■ Records for the task:
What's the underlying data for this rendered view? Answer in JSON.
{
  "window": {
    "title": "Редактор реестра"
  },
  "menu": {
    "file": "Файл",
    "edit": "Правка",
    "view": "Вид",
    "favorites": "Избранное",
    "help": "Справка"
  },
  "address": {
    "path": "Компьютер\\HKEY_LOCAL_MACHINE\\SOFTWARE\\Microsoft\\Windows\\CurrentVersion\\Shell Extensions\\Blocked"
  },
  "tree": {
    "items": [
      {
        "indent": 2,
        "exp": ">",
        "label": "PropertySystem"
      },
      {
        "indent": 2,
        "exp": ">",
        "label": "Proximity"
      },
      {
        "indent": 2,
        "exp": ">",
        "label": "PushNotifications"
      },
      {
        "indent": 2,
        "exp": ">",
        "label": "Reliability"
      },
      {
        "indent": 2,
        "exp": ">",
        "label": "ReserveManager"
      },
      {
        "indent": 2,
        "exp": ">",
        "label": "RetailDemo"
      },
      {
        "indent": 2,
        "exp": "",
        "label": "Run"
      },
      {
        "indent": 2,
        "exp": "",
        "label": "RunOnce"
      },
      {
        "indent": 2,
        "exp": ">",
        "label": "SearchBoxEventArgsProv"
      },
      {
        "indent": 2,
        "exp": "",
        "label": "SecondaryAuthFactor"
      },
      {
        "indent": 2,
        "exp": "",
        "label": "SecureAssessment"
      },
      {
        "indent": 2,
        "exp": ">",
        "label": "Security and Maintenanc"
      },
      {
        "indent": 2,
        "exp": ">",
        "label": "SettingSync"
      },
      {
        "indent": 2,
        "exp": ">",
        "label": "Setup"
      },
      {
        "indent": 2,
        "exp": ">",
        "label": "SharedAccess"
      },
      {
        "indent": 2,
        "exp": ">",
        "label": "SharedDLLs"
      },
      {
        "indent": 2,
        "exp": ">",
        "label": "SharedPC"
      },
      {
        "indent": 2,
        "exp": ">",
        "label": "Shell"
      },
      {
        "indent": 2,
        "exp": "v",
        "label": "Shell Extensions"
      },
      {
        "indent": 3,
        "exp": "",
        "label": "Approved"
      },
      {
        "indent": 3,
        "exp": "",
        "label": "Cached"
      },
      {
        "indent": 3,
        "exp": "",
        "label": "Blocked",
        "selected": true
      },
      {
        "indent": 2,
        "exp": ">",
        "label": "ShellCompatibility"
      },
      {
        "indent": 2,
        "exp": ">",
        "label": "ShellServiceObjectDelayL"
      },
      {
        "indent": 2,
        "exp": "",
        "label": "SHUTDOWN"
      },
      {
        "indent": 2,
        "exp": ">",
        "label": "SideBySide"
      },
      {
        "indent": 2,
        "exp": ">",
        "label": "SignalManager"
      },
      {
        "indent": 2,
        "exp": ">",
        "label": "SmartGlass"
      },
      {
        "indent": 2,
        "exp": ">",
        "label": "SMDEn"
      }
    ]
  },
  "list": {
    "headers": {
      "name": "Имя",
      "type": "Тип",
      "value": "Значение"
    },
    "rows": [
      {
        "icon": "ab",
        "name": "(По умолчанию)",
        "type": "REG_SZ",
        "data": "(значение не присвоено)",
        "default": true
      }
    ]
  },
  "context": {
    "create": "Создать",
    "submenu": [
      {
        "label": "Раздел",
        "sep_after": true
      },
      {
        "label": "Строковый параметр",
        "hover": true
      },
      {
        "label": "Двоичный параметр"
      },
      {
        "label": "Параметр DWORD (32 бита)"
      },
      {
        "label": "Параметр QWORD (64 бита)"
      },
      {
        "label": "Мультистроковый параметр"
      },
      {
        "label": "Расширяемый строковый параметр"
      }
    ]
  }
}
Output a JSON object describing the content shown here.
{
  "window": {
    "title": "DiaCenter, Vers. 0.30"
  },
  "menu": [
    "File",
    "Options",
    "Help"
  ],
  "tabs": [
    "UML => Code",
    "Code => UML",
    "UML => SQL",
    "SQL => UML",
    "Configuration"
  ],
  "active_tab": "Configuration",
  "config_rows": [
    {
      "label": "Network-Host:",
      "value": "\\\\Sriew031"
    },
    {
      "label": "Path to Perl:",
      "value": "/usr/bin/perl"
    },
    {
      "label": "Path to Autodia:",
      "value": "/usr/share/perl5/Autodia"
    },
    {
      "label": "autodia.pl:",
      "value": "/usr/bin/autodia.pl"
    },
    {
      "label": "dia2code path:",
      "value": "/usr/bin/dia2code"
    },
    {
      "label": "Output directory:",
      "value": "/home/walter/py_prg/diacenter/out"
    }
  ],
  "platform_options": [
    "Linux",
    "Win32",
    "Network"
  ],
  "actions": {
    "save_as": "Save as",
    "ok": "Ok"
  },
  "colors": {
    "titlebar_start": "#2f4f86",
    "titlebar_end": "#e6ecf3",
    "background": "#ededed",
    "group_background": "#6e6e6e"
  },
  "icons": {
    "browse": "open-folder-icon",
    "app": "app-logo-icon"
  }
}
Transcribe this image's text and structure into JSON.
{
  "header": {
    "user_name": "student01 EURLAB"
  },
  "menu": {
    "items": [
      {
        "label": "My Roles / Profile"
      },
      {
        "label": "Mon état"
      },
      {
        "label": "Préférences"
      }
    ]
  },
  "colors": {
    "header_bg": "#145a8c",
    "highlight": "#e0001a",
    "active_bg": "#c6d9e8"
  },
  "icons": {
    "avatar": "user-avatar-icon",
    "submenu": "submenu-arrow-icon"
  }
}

■ The problem:
Go through the listing and copy all of it exactly.

■ Expected answer:
What's the underlying data for this rendered view? Answer in JSON.
{
  "window": {
    "title": "Редактор реестра"
  },
  "menu": {
    "file": "Файл",
    "edit": "Правка",
    "view": "Вид",
    "favorites": "Избранное",
    "help": "Справка"
  },
  "address": {
    "path": "Компьютер\\HKEY_LOCAL_MACHINE\\SOFTWARE\\Microsoft\\Windows\\CurrentVersion\\Shell Extensions\\Blocked"
  },
  "tree": {
    "items": [
      {
        "indent": 2,
        "exp": ">",
        "label": "PropertySystem"
      },
      {
        "indent": 2,
        "exp": ">",
        "label": "Proximity"
      },
      {
        "indent": 2,
        "exp": ">",
        "label": "PushNotifications"
      },
      {
        "indent": 2,
        "exp": ">",
        "label": "Reliability"
      },
      {
        "indent": 2,
        "exp": ">",
        "label": "ReserveManager"
      },
      {
        "indent": 2,
        "exp": ">",
        "label": "RetailDemo"
      },
      {
        "indent": 2,
        "exp": "",
        "label": "Run"
      },
      {
        "indent": 2,
        "exp": "",
        "label": "RunOnce"
      },
      {
        "indent": 2,
        "exp": ">",
        "label": "SearchBoxEventArgsProv"
      },
      {
        "indent": 2,
        "exp": "",
        "label": "SecondaryAuthFactor"
      },
      {
        "indent": 2,
        "exp": "",
        "label": "SecureAssessment"
      },
      {
        "indent": 2,
        "exp": ">",
        "label": "Security and Maintenanc"
      },
      {
        "indent": 2,
        "exp": ">",
        "label": "SettingSync"
      },
      {
        "indent": 2,
        "exp": ">",
        "label": "Setup"
      },
      {
        "indent": 2,
        "exp": ">",
        "label": "SharedAccess"
      },
      {
        "indent": 2,
        "exp": ">",
        "label": "SharedDLLs"
      },
      {
        "indent": 2,
        "exp": ">",
        "label": "SharedPC"
      },
      {
        "indent": 2,
        "exp": ">",
        "label": "Shell"
      },
      {
        "indent": 2,
        "exp": "v",
        "label": "Shell Extensions"
      },
      {
        "indent": 3,
        "exp": "",
        "label": "Approved"
      },
      {
        "indent": 3,
        "exp": "",
        "label": "Cached"
      },
      {
        "indent": 3,
        "exp": "",
        "label": "Blocked",
        "selected": true
      },
      {
        "indent": 2,
        "exp": ">",
        "label": "ShellCompatibility"
      },
      {
        "indent": 2,
        "exp": ">",
        "label": "ShellServiceObjectDelayL"
      },
      {
        "indent": 2,
        "exp": "",
        "label": "SHUTDOWN"
      },
      {
        "indent": 2,
        "exp": ">",
        "label": "SideBySide"
      },
      {
        "indent": 2,
        "exp": ">",
        "label": "SignalManager"
      },
      {
        "indent": 2,
        "exp": ">",
        "label": "SmartGlass"
      },
      {
        "indent": 2,
        "exp": ">",
        "label": "SMDEn"
      }
    ]
  },
  "list": {
    "headers": {
      "name": "Имя",
      "type": "Тип",
      "value": "Значение"
    },
    "rows": [
      {
        "icon": "ab",
        "name": "(По умолчанию)",
        "type": "REG_SZ",
        "data": "(значение не присвоено)",
        "default": true
      }
    ]
  },
  "context": {
    "create": "Создать",
    "submenu": [
      {
        "label": "Раздел",
        "sep_after": true
      },
      {
        "label": "Строковый параметр",
        "hover": true
      },
      {
        "label": "Двоичный параметр"
      },
      {
        "label": "Параметр DWORD (32 бита)"
      },
      {
        "label": "Параметр QWORD (64 бита)"
      },
      {
        "label": "Мультистроковый параметр"
      },
      {
        "label": "Расширяемый строковый параметр"
      }
    ]
  }
}
Output a JSON object describing the content shown here.
{
  "window": {
    "title": "DiaCenter, Vers. 0.30"
  },
  "menu": [
    "File",
    "Options",
    "Help"
  ],
  "tabs": [
    "UML => Code",
    "Code => UML",
    "UML => SQL",
    "SQL => UML",
    "Configuration"
  ],
  "active_tab": "Configuration",
  "config_rows": [
    {
      "label": "Network-Host:",
      "value": "\\\\Sriew031"
    },
    {
      "label": "Path to Perl:",
      "value": "/usr/bin/perl"
    },
    {
      "label": "Path to Autodia:",
      "value": "/usr/share/perl5/Autodia"
    },
    {
      "label": "autodia.pl:",
      "value": "/usr/bin/autodia.pl"
    },
    {
      "label": "dia2code path:",
      "value": "/usr/bin/dia2code"
    },
    {
      "label": "Output directory:",
      "value": "/home/walter/py_prg/diacenter/out"
    }
  ],
  "platform_options": [
    "Linux",
    "Win32",
    "Network"
  ],
  "actions": {
    "save_as": "Save as",
    "ok": "Ok"
  },
  "colors": {
    "titlebar_start": "#2f4f86",
    "titlebar_end": "#e6ecf3",
    "background": "#ededed",
    "group_background": "#6e6e6e"
  },
  "icons": {
    "browse": "open-folder-icon",
    "app": "app-logo-icon"
  }
}
Transcribe this image's text and structure into JSON.
{
  "header": {
    "user_name": "student01 EURLAB"
  },
  "menu": {
    "items": [
      {
        "label": "My Roles / Profile"
      },
      {
        "label": "Mon état"
      },
      {
        "label": "Préférences"
      }
    ]
  },
  "colors": {
    "header_bg": "#145a8c",
    "highlight": "#e0001a",
    "active_bg": "#c6d9e8"
  },
  "icons": {
    "avatar": "user-avatar-icon",
    "submenu": "submenu-arrow-icon"
  }
}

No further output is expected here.